• **PROBLEM DESCRIPTION**
All of the data should be output character for character, except the pictures.
╭─ RAW RECORDS
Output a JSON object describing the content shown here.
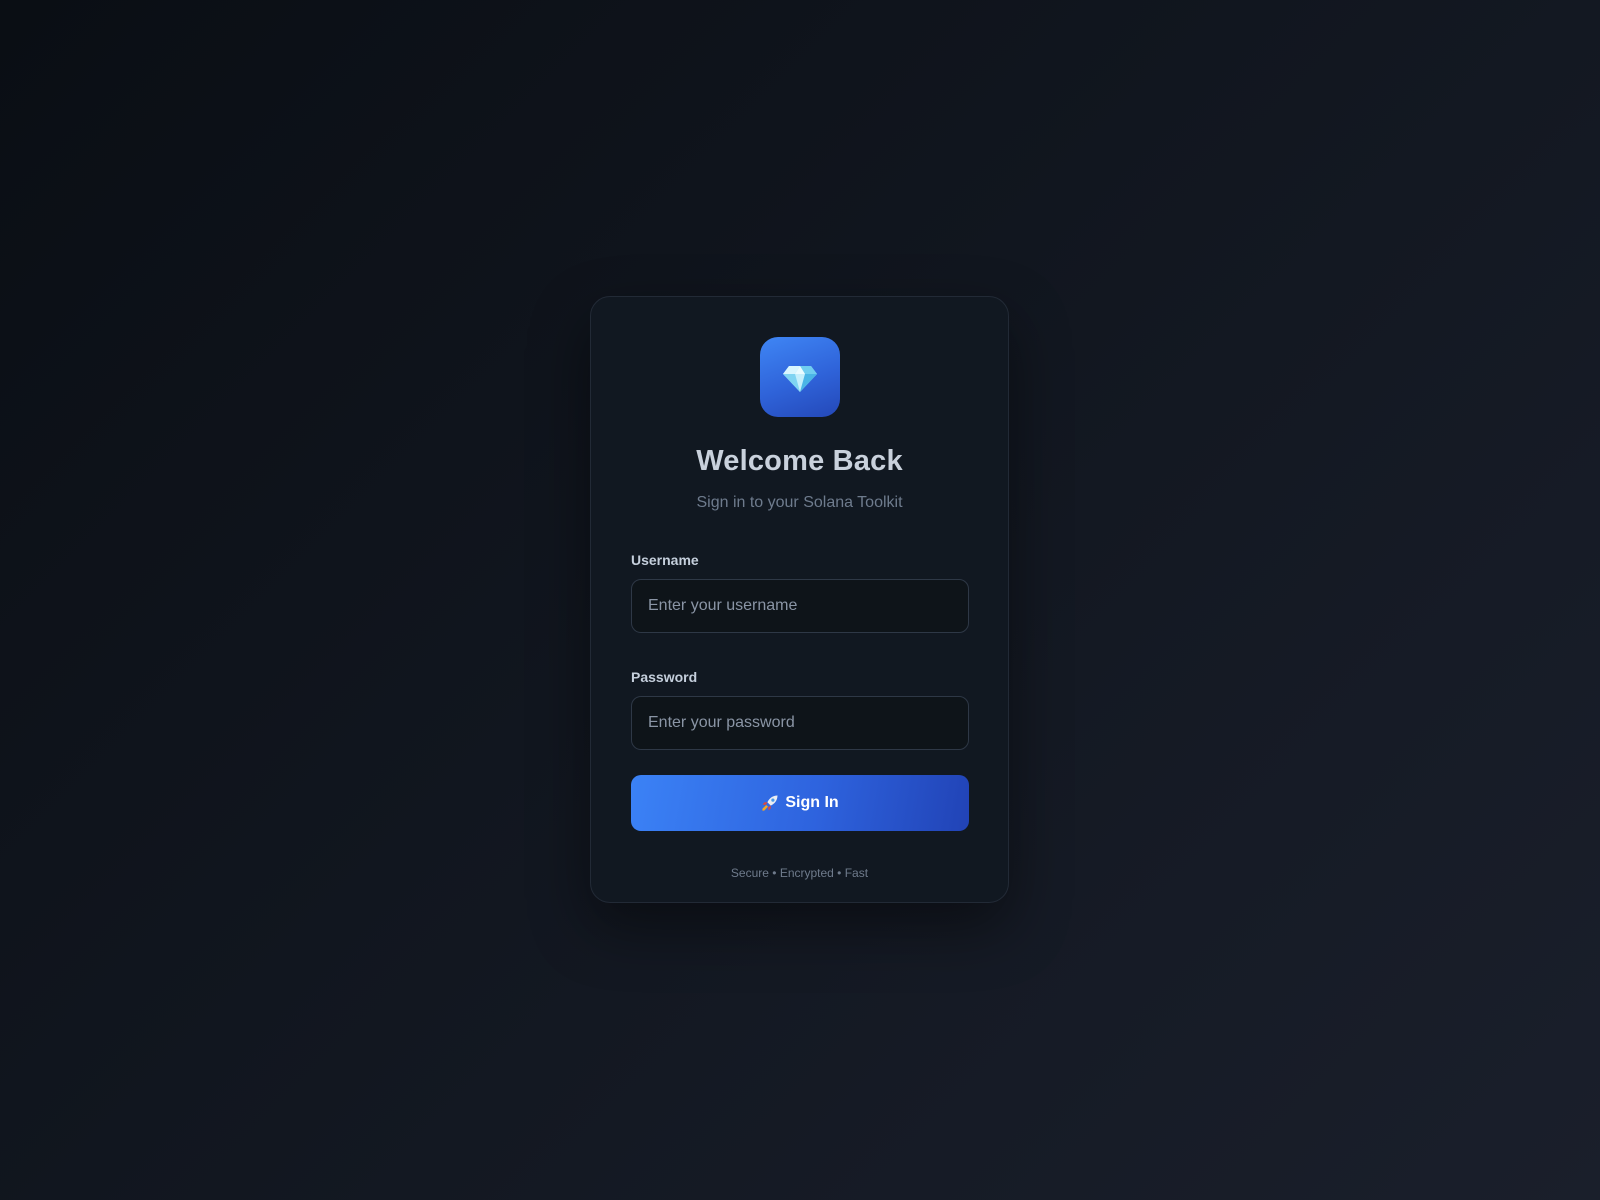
{
  "login": {
    "logo_icon": "gem-icon",
    "title": "Welcome Back",
    "subtitle": "Sign in to your Solana Toolkit",
    "username": {
      "label": "Username",
      "placeholder": "Enter your username",
      "value": ""
    },
    "password": {
      "label": "Password",
      "placeholder": "Enter your password",
      "value": ""
    },
    "submit": {
      "icon": "rocket-icon",
      "label": "Sign In"
    },
    "footer": "Secure • Encrypted • Fast"
  },
  "colors": {
    "accent": "#3b82f6",
    "accent_dark": "#2143b6",
    "card_background": "#111821",
    "page_background": "#0f141c"
  }
}
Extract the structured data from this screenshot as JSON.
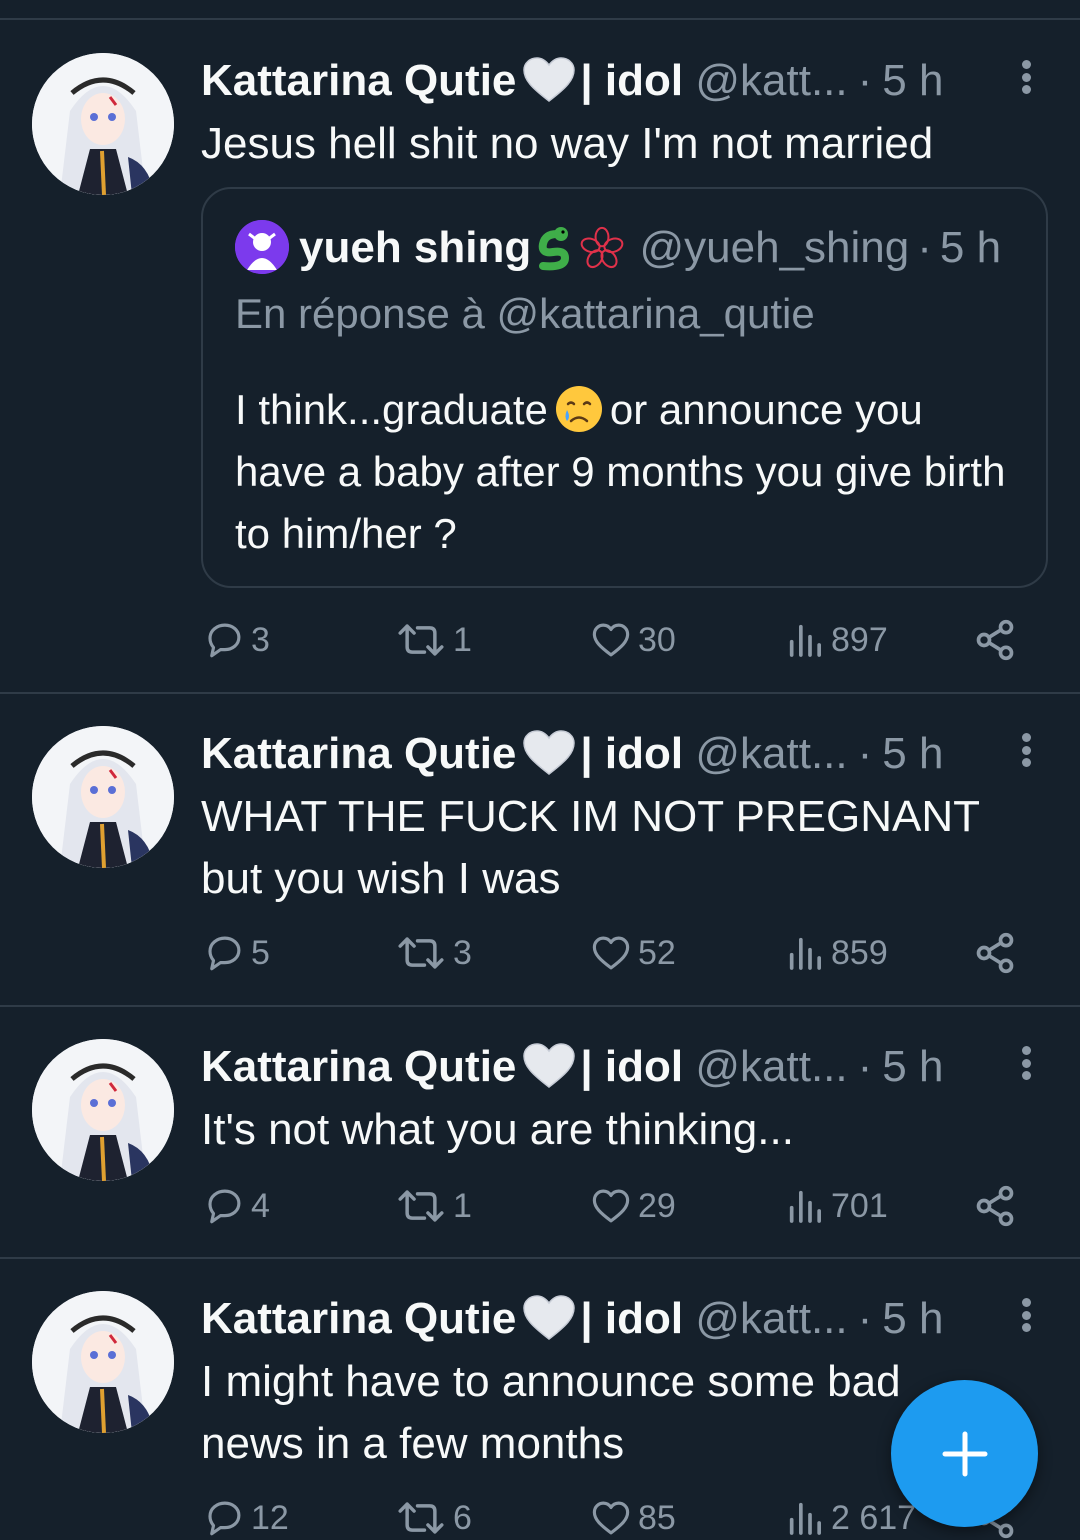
╰─
• **RESULT**
Output a JSON object describing the content shown here.
{
  "login": {
    "logo_icon": "gem-icon",
    "title": "Welcome Back",
    "subtitle": "Sign in to your Solana Toolkit",
    "username": {
      "label": "Username",
      "placeholder": "Enter your username",
      "value": ""
    },
    "password": {
      "label": "Password",
      "placeholder": "Enter your password",
      "value": ""
    },
    "submit": {
      "icon": "rocket-icon",
      "label": "Sign In"
    },
    "footer": "Secure • Encrypted • Fast"
  },
  "colors": {
    "accent": "#3b82f6",
    "accent_dark": "#2143b6",
    "card_background": "#111821",
    "page_background": "#0f141c"
  }
}
Extract the structured data from this screenshot as JSON.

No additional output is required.